▶ Stated task
How many lines in this material include the string "household"? Answer with the number and nothing further.

▶ Records for this task
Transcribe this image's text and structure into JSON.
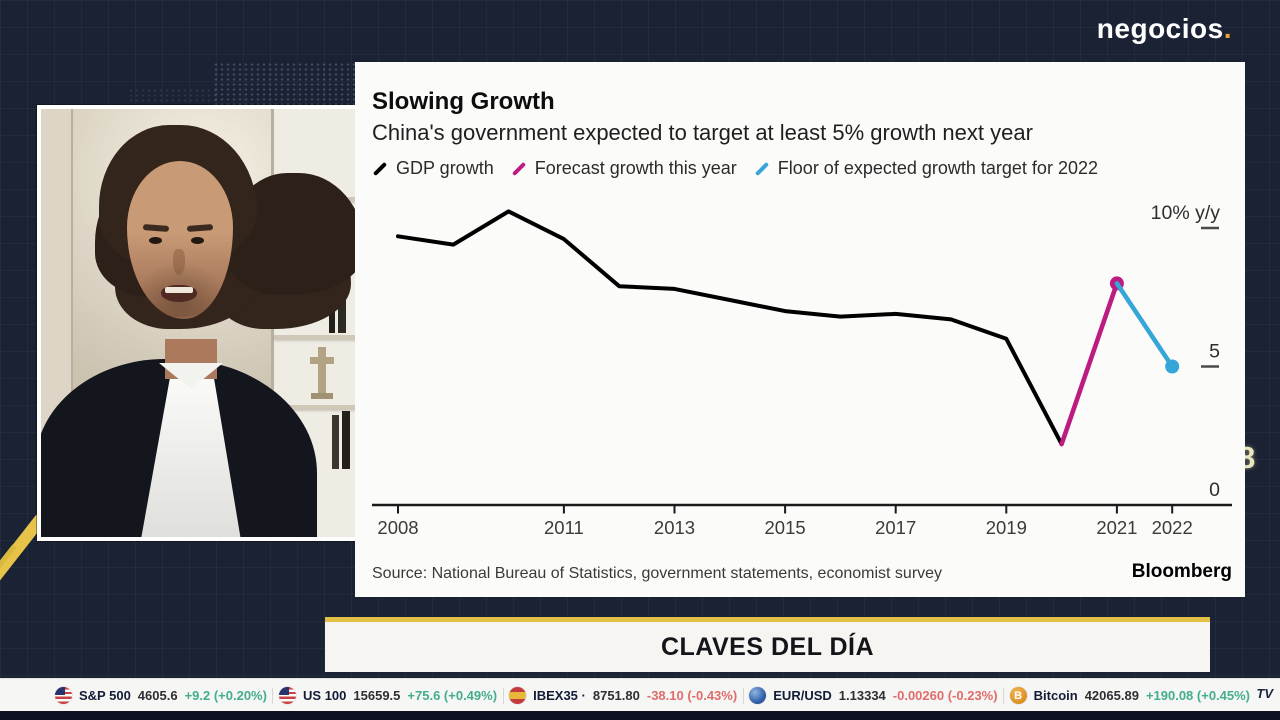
{
  "brand": {
    "name": "negocios",
    "dot": "."
  },
  "background": {
    "partial_number": "8"
  },
  "chart_panel": {
    "title": "Slowing Growth",
    "subtitle": "China's government expected to target at least 5% growth next year",
    "source": "Source: National Bureau of Statistics, government statements, economist survey",
    "attribution": "Bloomberg"
  },
  "chart_data": {
    "type": "line",
    "title": "Slowing Growth",
    "subtitle": "China's government expected to target at least 5% growth next year",
    "unit": "% y/y",
    "xlim": [
      2007.5,
      2023
    ],
    "ylim": [
      0,
      11
    ],
    "grid": false,
    "legend_position": "top",
    "xticks": [
      2008,
      2011,
      2013,
      2015,
      2017,
      2019,
      2021,
      2022
    ],
    "yticks": [
      {
        "label": "10% y/y",
        "value": 10,
        "dash": true
      },
      {
        "label": "5",
        "value": 5,
        "dash": true
      },
      {
        "label": "0",
        "value": 0,
        "dash": false
      }
    ],
    "series": [
      {
        "name": "GDP growth",
        "color": "#000000",
        "marker": "none",
        "points": [
          [
            2008,
            9.7
          ],
          [
            2009,
            9.4
          ],
          [
            2010,
            10.6
          ],
          [
            2011,
            9.6
          ],
          [
            2012,
            7.9
          ],
          [
            2013,
            7.8
          ],
          [
            2014,
            7.4
          ],
          [
            2015,
            7.0
          ],
          [
            2016,
            6.8
          ],
          [
            2017,
            6.9
          ],
          [
            2018,
            6.7
          ],
          [
            2019,
            6.0
          ],
          [
            2020,
            2.2
          ]
        ]
      },
      {
        "name": "Forecast growth this year",
        "color": "#bc1b80",
        "marker": "end",
        "points": [
          [
            2020,
            2.2
          ],
          [
            2021,
            8.0
          ]
        ]
      },
      {
        "name": "Floor of expected growth target for 2022",
        "color": "#36a5d8",
        "marker": "end",
        "points": [
          [
            2021,
            8.0
          ],
          [
            2022,
            5.0
          ]
        ]
      }
    ]
  },
  "banner": {
    "text": "CLAVES DEL DÍA"
  },
  "ticker": {
    "watermark": "TV",
    "bitcoin_symbol": "B",
    "items": [
      {
        "icon": "us-flag",
        "name": "S&P 500",
        "value": "4605.6",
        "change": "+9.2 (+0.20%)",
        "change_color": "#43ad8c"
      },
      {
        "icon": "us-flag",
        "name": "US 100",
        "value": "15659.5",
        "change": "+75.6 (+0.49%)",
        "change_color": "#43ad8c"
      },
      {
        "icon": "spain-flag",
        "name": "IBEX35 ·",
        "value": "8751.80",
        "change": "-38.10 (-0.43%)",
        "change_color": "#e06c6c"
      },
      {
        "icon": "globe",
        "name": "EUR/USD",
        "value": "1.13334",
        "change": "-0.00260 (-0.23%)",
        "change_color": "#e06c6c"
      },
      {
        "icon": "bitcoin",
        "name": "Bitcoin",
        "value": "42065.89",
        "change": "+190.08 (+0.45%)",
        "change_color": "#43ad8c"
      }
    ]
  }
}
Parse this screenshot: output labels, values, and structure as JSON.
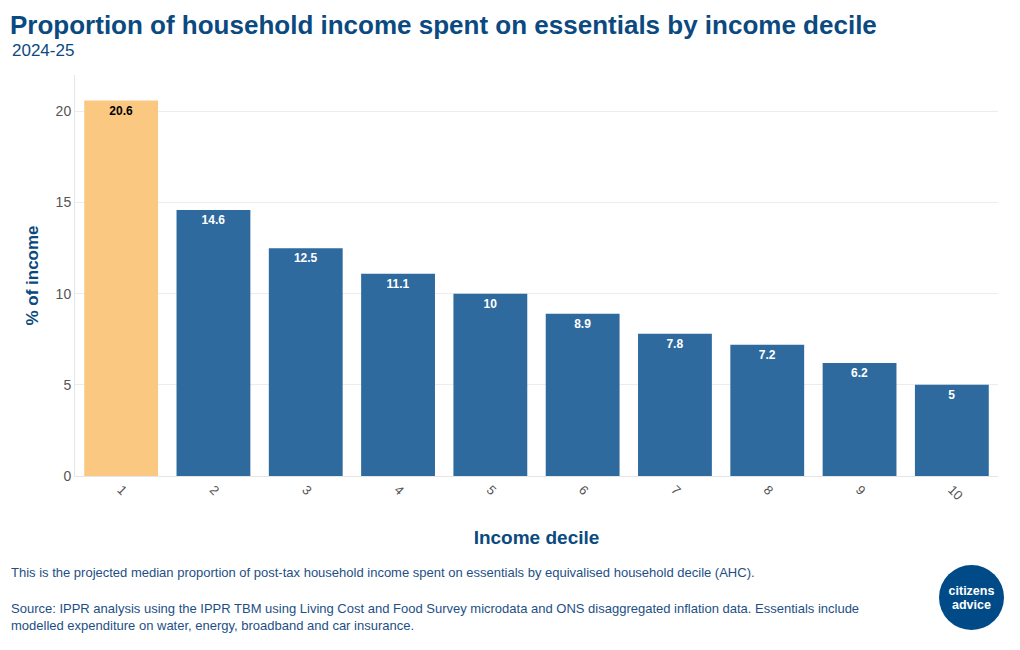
{
  "chart_data": {
    "type": "bar",
    "title": "Proportion of household income spent on essentials by income decile",
    "subtitle": "2024-25",
    "x_label": "Income decile",
    "y_label": "% of income",
    "categories": [
      "1",
      "2",
      "3",
      "4",
      "5",
      "6",
      "7",
      "8",
      "9",
      "10"
    ],
    "values": [
      20.6,
      14.6,
      12.5,
      11.1,
      10,
      8.9,
      7.8,
      7.2,
      6.2,
      5
    ],
    "colors": [
      "#fbc882",
      "#2e6a9e",
      "#2e6a9e",
      "#2e6a9e",
      "#2e6a9e",
      "#2e6a9e",
      "#2e6a9e",
      "#2e6a9e",
      "#2e6a9e",
      "#2e6a9e"
    ],
    "ylim": [
      0,
      22
    ],
    "yticks": [
      0,
      5,
      10,
      15,
      20
    ],
    "grid": true,
    "data_labels": true,
    "notes": [
      "This is the projected median proportion of post-tax household income spent on essentials by equivalised household decile (AHC).",
      "Source: IPPR analysis using the IPPR TBM using Living Cost and Food Survey microdata and ONS disaggregated inflation data. Essentials include modelled expenditure on water, energy, broadband and car insurance."
    ],
    "logo": "citizens advice"
  }
}
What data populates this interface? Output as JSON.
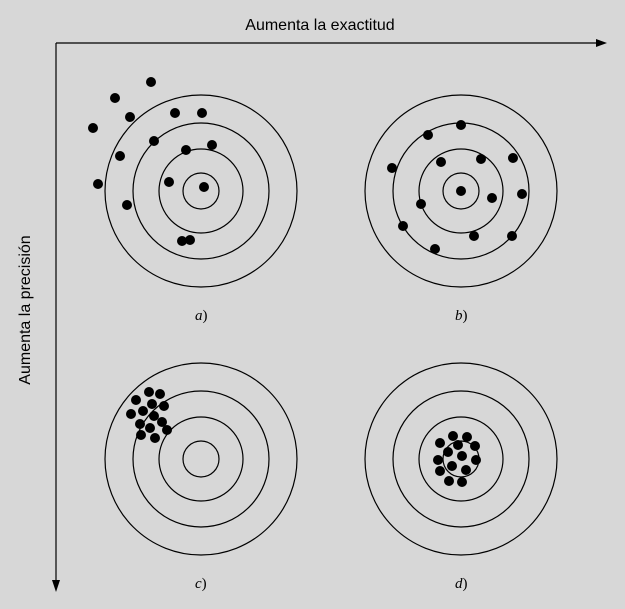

▶ Exercise response
2